* [Records from a dataset]
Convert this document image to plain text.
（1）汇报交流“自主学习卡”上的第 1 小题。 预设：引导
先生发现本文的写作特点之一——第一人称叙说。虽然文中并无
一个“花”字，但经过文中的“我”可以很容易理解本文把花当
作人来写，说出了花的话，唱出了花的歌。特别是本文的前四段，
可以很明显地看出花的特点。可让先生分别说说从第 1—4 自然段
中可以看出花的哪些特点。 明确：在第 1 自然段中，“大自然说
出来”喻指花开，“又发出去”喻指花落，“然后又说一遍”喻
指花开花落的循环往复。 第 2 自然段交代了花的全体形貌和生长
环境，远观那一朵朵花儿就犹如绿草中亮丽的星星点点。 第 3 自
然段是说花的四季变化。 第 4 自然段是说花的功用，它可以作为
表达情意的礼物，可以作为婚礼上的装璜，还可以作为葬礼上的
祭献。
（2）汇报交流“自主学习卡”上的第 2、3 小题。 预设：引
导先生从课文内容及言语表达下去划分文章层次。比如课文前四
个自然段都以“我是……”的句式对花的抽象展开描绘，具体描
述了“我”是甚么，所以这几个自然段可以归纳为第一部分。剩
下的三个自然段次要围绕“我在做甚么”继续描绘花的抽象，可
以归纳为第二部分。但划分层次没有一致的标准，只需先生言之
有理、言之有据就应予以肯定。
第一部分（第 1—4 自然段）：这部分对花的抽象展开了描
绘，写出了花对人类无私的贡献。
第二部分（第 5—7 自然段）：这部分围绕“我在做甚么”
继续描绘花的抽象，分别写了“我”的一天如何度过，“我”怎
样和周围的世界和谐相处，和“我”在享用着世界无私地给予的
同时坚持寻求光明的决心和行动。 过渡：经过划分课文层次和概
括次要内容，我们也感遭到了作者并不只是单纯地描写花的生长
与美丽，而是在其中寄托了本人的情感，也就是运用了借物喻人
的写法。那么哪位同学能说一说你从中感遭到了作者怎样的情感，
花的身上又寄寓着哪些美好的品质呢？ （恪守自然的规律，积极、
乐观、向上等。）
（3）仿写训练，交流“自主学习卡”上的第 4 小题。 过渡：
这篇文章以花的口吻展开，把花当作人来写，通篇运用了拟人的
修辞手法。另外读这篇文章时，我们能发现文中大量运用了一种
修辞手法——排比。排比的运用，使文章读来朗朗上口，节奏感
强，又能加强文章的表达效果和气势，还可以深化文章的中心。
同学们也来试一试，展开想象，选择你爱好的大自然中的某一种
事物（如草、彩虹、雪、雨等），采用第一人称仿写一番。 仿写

* [Problem details]
Show each line of the data that contains the string "继续描绘花的抽象".

* [Solution]
下的三个自然段次要围绕“我在做甚么”继续描绘花的抽象，可
继续描绘花的抽象，分别写了“我”的一天如何度过，“我”怎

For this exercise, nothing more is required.